SOURCE RECORDS:
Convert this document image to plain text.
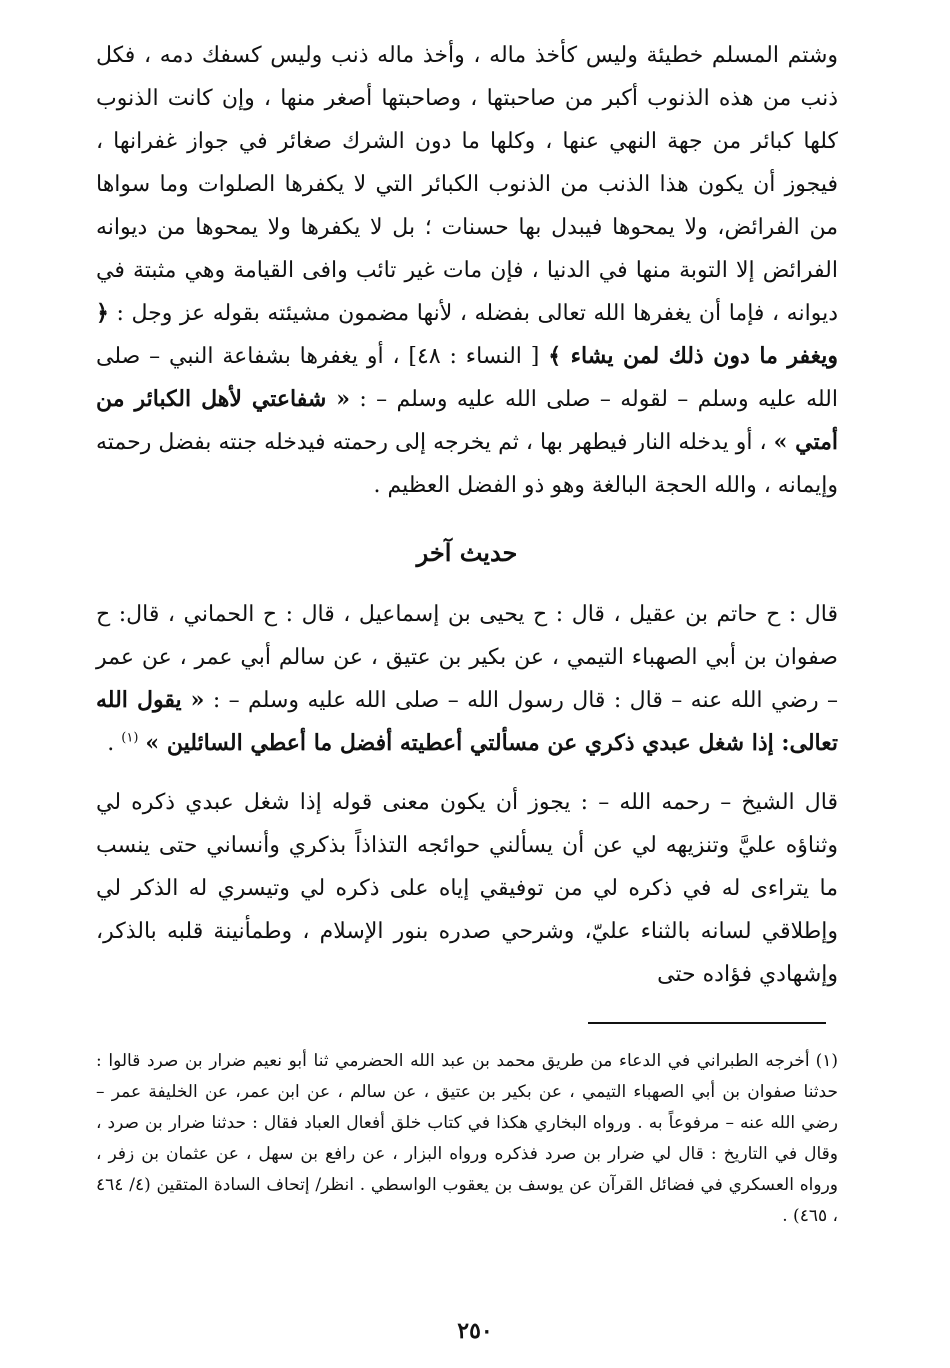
وشتم المسلم خطيئة وليس كأخذ ماله ، وأخذ ماله ذنب وليس كسفك دمه ، فكل ذنب من هذه الذنوب أكبر من صاحبتها ، وصاحبتها أصغر منها ، وإن كانت الذنوب كلها كبائر من جهة النهي عنها ، وكلها ما دون الشرك صغائر في جواز غفرانها ، فيجوز أن يكون هذا الذنب من الذنوب الكبائر التي لا يكفرها الصلوات وما سواها من الفرائض، ولا يمحوها فيبدل بها حسنات ؛ بل لا يكفرها ولا يمحوها من ديوانه الفرائض إلا التوبة منها في الدنيا ، فإن مات غير تائب وافى القيامة وهي مثبتة في ديوانه ، فإما أن يغفرها الله تعالى بفضله ، لأنها مضمون مشيئته بقوله عز وجل : ﴿ ويغفر ما دون ذلك لمن يشاء ﴾ [ النساء : ٤٨] ، أو يغفرها بشفاعة النبي – صلى الله عليه وسلم – لقوله – صلى الله عليه وسلم – : « شفاعتي لأهل الكبائر من أمتي » ، أو يدخله النار فيطهر بها ، ثم يخرجه إلى رحمته فيدخله جنته بفضل رحمته وإيمانه ، والله الحجة البالغة وهو ذو الفضل العظيم .

حديث آخر

قال : ح حاتم بن عقيل ، قال : ح يحيى بن إسماعيل ، قال : ح الحماني ، قال: ح صفوان بن أبي الصهباء التيمي ، عن بكير بن عتيق ، عن سالم أبي عمر ، عن عمر – رضي الله عنه – قال : قال رسول الله – صلى الله عليه وسلم – : « يقول الله تعالى: إذا شغل عبدي ذكري عن مسألتي أعطيته أفضل ما أعطي السائلين » $^{(١)}$ .

قال الشيخ – رحمه الله – : يجوز أن يكون معنى قوله إذا شغل عبدي ذكره لي وثناؤه عليَّ وتنزيهه لي عن أن يسألني حوائجه التذاذاً بذكري وأنساني حتى ينسب ما يتراءى له في ذكره لي من توفيقي إياه على ذكره لي وتيسري له الذكر لي وإطلاقي لسانه بالثناء عليّ، وشرحي صدره بنور الإسلام ، وطمأنينة قلبه بالذكر، وإشهادي فؤاده حتى

(١)أخرجه الطبراني في الدعاء من طريق محمد بن عبد الله الحضرمي ثنا أبو نعيم ضرار بن صرد قالوا : حدثنا صفوان بن أبي الصهباء التيمي ، عن بكير بن عتيق ، عن سالم ، عن ابن عمر، عن الخليفة عمر – رضي الله عنه – مرفوعاً به . ورواه البخاري هكذا في كتاب خلق أفعال العباد فقال : حدثنا ضرار بن صرد ، وقال في التاريخ : قال لي ضرار بن صرد فذكره ورواه البزار ، عن رافع بن سهل ، عن عثمان بن زفر ، ورواه العسكري في فضائل القرآن عن يوسف بن يعقوب الواسطي . انظر/ إتحاف السادة المتقين (٤/ ٤٦٤ ، ٤٦٥) .
٢٥٠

EXERCISE: Each line that holds the word "التيمي" is to be copied.

FINAL RESULT:
قال : ح حاتم بن عقيل ، قال : ح يحيى بن إسماعيل ، قال : ح الحماني ، قال: ح صفوان بن أبي الصهباء التيمي ، عن بكير بن عتيق ، عن سالم أبي عمر ، عن عمر – رضي الله عنه – قال : قال رسول الله – صلى الله عليه وسلم – : « يقول الله تعالى: إذا شغل عبدي ذكري عن مسألتي أعطيته أفضل ما أعطي السائلين » $^{(١)}$ .
(١)أخرجه الطبراني في الدعاء من طريق محمد بن عبد الله الحضرمي ثنا أبو نعيم ضرار بن صرد قالوا : حدثنا صفوان بن أبي الصهباء التيمي ، عن بكير بن عتيق ، عن سالم ، عن ابن عمر، عن الخليفة عمر – رضي الله عنه – مرفوعاً به . ورواه البخاري هكذا في كتاب خلق أفعال العباد فقال : حدثنا ضرار بن صرد ، وقال في التاريخ : قال لي ضرار بن صرد فذكره ورواه البزار ، عن رافع بن سهل ، عن عثمان بن زفر ، ورواه العسكري في فضائل القرآن عن يوسف بن يعقوب الواسطي . انظر/ إتحاف السادة المتقين (٤/ ٤٦٤ ، ٤٦٥) .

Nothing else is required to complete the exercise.